-- start of Exercise material --

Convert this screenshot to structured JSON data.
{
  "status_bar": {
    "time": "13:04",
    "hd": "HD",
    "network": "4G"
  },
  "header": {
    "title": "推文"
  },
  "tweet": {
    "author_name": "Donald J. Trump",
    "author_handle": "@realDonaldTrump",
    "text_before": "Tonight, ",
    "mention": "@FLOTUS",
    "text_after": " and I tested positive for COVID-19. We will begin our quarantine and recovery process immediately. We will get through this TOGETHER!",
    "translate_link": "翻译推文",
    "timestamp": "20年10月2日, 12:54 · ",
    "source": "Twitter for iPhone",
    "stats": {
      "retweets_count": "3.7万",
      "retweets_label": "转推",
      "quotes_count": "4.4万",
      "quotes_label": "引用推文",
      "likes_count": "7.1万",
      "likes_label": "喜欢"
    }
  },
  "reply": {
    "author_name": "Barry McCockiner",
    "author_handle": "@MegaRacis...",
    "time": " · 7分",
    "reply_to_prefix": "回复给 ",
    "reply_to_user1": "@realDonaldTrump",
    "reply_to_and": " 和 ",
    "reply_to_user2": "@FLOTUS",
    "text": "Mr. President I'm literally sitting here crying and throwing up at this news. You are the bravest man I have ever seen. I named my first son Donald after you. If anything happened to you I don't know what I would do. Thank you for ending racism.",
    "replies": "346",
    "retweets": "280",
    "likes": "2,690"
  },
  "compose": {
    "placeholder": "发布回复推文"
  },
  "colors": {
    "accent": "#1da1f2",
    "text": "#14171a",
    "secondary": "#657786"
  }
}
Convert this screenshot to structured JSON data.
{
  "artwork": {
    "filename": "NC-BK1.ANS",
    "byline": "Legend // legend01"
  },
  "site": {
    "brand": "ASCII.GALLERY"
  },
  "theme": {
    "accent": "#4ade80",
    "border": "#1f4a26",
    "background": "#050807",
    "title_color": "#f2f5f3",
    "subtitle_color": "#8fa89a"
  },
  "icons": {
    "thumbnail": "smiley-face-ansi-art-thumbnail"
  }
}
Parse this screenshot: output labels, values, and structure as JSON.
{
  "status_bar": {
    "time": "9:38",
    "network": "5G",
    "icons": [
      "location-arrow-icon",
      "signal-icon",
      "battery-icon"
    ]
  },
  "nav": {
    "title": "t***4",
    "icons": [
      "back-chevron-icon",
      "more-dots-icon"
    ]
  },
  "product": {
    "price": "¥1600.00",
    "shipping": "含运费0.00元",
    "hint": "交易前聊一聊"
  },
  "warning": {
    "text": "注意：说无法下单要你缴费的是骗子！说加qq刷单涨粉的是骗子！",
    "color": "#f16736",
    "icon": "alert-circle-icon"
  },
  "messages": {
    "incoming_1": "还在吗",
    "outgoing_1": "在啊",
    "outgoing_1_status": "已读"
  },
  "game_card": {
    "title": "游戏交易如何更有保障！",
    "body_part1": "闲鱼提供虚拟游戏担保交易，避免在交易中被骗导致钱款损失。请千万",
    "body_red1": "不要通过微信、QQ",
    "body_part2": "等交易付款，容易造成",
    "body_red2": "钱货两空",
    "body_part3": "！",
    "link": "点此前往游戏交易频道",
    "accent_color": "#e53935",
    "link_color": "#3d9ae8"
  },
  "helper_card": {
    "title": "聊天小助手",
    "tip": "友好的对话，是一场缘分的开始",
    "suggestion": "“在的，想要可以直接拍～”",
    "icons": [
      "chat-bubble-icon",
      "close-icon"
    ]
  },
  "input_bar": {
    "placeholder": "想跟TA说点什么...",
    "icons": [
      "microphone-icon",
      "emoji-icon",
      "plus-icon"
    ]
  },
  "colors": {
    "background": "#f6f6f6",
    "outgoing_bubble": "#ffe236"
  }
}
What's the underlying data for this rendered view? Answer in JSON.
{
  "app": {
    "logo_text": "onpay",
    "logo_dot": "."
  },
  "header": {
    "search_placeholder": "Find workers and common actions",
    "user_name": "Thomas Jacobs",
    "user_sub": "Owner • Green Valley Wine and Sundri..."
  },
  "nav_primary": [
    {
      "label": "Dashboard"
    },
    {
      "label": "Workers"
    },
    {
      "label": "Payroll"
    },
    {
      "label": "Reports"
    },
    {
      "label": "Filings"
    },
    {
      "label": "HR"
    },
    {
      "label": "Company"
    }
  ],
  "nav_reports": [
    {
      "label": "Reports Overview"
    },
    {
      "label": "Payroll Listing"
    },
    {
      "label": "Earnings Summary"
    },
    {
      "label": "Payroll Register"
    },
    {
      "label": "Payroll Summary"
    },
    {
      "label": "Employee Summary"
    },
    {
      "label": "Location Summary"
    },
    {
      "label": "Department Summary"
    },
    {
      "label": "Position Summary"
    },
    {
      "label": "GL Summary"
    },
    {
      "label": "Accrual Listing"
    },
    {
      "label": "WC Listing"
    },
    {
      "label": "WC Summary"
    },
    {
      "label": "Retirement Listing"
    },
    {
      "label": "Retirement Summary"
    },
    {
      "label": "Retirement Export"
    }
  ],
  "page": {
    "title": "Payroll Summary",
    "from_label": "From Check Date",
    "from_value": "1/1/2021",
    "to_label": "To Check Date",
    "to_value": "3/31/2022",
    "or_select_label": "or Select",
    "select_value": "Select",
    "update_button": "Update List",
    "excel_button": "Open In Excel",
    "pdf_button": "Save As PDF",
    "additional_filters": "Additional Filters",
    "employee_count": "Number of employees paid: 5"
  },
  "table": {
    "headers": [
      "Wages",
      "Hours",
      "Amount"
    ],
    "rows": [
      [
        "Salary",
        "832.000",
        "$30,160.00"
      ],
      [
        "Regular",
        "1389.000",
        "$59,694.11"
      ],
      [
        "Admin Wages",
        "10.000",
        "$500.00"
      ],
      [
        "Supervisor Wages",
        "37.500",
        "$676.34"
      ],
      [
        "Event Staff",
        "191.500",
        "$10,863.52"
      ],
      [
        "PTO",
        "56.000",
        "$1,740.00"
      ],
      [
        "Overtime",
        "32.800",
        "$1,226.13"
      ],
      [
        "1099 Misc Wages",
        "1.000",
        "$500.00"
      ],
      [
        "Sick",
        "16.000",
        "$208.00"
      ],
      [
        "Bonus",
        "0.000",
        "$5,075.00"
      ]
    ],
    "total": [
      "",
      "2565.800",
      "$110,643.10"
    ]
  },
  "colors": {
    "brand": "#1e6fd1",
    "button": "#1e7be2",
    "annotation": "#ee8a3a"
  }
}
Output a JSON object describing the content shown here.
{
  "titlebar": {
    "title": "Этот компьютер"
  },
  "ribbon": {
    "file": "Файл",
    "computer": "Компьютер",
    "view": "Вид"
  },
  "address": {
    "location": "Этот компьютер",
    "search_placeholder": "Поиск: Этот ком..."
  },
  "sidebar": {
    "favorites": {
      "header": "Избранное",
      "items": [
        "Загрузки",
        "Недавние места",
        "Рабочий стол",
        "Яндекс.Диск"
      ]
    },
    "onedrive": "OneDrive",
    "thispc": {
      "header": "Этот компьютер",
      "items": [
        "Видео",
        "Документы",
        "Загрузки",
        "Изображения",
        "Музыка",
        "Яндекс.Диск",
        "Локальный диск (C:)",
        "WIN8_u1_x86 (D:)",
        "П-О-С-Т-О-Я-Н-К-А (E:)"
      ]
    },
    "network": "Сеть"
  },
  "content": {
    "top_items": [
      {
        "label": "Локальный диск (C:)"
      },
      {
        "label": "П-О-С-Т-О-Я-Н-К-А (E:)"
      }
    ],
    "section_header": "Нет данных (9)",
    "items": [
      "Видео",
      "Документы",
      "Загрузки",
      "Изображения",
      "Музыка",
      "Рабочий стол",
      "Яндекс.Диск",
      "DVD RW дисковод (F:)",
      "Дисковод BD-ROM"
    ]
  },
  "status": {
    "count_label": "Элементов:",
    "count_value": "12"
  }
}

-- end of Exercise material --

[Work to do]
Gather from the entries above all lines that include the string "JSON".

[Result for this task]
Convert this screenshot to structured JSON data.
Convert this screenshot to structured JSON data.
Parse this screenshot: output labels, values, and structure as JSON.
What's the underlying data for this rendered view? Answer in JSON.
Output a JSON object describing the content shown here.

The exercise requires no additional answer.